# What you need to do
1. In the post about words and their connotations, what hair color does the writer find strongly anti-erotic?
2. Carry on the post about words and their connotations, picking up right after its final sentence.

# Source text
Everyone knows “words matter.” It is easy to forget that who else is using the same words matters too. Everyone who shares an argument creates connotations. I’ll give you a personal example before I move on to the log cabin republicans and other issues.
I have an ex-brother-in-law. One of his explanations for why he left his wife is that he just did not find non-blonds sexually attractive enough. So six children and the time together meant less to him that someone who could make a convincing bleached blond, as he once explained it.
I have some understanding. While I like the look of red hair, I find it anti-erotic. Very strongly anti-erotic. If I had married a red haired woman, I would probably be childless today. But when I hear arguments about how sexual attraction is essential to bonding and satisfaction, the arguments are contaminated in my mind by my ex-brother-in-law and the number of men I’ve know who traded in their wives for younger models.

(Items in a dataset)

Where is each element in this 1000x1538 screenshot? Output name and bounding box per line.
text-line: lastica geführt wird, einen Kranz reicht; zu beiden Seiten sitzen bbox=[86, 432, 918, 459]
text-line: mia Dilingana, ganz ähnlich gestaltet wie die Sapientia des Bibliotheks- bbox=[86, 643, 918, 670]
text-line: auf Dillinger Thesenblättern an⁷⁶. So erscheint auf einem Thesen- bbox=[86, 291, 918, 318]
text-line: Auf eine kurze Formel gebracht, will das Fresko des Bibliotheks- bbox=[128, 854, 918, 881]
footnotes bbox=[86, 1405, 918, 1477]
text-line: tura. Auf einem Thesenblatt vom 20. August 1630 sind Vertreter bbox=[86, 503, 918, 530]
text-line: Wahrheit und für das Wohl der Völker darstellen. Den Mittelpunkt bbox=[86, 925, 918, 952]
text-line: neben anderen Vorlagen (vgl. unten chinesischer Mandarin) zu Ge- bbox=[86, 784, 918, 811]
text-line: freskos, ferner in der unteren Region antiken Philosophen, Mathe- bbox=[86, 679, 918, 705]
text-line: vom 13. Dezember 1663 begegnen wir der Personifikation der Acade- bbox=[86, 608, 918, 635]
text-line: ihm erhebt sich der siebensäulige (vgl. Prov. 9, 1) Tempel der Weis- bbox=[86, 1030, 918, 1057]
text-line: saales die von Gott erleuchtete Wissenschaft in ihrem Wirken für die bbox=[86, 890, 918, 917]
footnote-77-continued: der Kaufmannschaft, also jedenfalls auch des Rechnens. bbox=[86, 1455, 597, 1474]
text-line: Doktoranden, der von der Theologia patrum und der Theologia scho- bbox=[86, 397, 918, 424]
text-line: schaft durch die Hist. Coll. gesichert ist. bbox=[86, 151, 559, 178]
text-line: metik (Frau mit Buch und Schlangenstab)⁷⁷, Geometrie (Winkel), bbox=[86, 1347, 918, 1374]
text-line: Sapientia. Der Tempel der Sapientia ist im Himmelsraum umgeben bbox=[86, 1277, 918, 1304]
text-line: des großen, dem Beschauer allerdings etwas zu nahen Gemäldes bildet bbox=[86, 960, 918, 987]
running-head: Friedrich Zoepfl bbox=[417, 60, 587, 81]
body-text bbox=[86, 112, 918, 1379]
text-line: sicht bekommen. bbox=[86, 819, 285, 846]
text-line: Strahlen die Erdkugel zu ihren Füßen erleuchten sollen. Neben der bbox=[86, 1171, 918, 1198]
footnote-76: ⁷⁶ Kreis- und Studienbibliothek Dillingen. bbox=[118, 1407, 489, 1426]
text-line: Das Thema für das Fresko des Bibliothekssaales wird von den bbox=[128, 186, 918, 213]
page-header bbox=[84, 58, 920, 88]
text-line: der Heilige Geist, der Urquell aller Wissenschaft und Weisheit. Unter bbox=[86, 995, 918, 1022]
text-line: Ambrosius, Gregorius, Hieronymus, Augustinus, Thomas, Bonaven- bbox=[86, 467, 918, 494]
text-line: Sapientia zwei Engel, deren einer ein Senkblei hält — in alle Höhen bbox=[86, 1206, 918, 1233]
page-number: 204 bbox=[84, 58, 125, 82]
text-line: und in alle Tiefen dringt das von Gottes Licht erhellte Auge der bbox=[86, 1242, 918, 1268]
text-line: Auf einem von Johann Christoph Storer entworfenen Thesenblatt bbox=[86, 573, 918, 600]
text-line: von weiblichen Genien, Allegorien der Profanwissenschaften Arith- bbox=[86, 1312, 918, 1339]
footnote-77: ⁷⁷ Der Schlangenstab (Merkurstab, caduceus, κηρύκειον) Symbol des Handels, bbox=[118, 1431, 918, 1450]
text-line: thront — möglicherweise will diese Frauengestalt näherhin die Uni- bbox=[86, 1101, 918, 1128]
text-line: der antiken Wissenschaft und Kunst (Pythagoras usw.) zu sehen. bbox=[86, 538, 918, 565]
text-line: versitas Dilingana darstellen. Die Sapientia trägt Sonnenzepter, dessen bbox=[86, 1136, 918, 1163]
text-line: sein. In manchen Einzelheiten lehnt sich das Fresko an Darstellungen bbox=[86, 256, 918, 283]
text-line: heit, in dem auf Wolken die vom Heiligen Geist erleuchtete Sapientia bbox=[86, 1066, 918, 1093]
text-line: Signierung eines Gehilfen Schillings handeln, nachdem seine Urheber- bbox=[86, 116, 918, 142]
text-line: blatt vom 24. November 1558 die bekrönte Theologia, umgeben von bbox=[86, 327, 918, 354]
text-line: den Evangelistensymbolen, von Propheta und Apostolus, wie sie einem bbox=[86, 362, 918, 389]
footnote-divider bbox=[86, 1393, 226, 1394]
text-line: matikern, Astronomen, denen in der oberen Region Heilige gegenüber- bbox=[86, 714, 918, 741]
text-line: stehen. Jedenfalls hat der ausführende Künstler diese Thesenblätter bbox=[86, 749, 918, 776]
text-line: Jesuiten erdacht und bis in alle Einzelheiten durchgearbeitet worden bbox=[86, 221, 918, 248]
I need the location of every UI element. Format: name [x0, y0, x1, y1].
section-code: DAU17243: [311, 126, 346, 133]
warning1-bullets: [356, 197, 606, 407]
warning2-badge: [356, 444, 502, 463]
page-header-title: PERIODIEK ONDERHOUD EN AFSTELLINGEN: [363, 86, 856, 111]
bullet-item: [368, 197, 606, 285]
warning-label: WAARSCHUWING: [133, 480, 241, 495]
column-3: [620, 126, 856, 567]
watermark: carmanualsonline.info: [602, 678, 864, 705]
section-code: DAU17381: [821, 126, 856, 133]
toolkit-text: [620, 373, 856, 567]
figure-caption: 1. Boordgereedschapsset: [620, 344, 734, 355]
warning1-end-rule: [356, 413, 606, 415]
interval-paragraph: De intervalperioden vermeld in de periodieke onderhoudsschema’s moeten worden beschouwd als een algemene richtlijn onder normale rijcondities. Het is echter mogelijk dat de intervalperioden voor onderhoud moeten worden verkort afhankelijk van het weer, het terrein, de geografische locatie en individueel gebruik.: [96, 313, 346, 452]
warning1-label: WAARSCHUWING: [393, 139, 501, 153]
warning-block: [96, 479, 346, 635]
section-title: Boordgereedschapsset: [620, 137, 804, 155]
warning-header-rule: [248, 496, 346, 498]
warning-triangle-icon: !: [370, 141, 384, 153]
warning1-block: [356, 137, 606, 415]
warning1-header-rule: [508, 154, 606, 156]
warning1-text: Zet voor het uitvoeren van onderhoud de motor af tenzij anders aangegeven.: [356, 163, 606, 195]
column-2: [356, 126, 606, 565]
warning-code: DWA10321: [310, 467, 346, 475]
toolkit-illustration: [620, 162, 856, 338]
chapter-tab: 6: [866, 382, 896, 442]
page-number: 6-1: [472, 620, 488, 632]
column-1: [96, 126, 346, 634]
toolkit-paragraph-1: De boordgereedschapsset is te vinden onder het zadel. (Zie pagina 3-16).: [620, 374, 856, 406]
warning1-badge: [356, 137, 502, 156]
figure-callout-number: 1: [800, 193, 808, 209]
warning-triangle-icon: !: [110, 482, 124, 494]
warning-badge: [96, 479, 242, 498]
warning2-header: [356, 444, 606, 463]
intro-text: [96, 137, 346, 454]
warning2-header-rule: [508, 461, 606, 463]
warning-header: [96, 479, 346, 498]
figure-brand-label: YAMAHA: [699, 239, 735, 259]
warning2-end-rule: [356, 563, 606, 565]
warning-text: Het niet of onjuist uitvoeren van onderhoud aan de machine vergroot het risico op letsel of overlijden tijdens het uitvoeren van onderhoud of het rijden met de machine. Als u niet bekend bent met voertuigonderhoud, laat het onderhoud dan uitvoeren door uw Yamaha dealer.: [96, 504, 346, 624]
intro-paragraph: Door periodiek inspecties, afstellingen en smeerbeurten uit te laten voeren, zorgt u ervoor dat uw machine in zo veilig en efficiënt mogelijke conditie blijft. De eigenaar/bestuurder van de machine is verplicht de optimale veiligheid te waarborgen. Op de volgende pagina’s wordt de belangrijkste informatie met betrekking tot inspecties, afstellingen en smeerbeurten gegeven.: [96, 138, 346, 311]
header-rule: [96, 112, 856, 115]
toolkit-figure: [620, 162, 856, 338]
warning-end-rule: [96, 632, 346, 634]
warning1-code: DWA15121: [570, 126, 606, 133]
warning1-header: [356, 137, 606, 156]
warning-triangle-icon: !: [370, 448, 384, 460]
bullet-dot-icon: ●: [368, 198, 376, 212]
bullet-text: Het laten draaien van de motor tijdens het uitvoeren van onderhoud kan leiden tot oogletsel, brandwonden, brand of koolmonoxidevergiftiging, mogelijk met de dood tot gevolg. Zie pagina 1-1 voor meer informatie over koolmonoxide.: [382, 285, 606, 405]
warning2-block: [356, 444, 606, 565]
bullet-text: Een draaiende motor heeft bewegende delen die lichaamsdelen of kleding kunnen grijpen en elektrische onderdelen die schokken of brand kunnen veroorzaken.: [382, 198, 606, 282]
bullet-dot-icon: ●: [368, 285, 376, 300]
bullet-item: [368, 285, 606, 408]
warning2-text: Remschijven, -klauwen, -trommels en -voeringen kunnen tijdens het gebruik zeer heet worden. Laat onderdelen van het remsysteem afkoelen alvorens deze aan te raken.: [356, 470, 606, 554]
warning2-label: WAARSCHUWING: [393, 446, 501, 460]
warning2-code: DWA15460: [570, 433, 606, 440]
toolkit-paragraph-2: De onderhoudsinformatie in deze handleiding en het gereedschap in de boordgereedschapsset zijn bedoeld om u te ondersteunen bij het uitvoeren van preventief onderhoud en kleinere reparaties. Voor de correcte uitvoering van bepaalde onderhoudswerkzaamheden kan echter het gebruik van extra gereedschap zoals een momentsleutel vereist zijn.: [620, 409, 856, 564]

# Exercise responses
1. Red hair.

2.
The argument in that context has become the victim of semantic contamination.
I’ll give another example that applies to people in the Church. The Ensign appeared to have a goal of an article a year or so on depression. One of the themes that they want to communicate is that while situations and environment can contribute, most depression, especially suicidal depression, is a physically based mental illness. Most suicides are not morally culpable (meaning that committing suicide does not equal damnation). That is a solid meme. It occupies and controls space in the LDS frame.
When there is a suicide and someone tries to place blame for it, many people hear the message “he was driven to suicide, killed himself and is now damned and it is your fault.” That translates further to “I’m blaming you for his sins” and “depression is morally blameworthy, not a physically based mental illness.”
As you might expect, people who make blaming arguments get the response “quit being histrionic” (perhaps in kinder tones) or “quit being silly.” The mental illness meme, strongly adopted to comfort the families of suicides (and confirmed over and over again as true by the Holy Ghost to those who provide such comfort) creates a contamination when someone tries to assert that a suicide is not the result of mental illness.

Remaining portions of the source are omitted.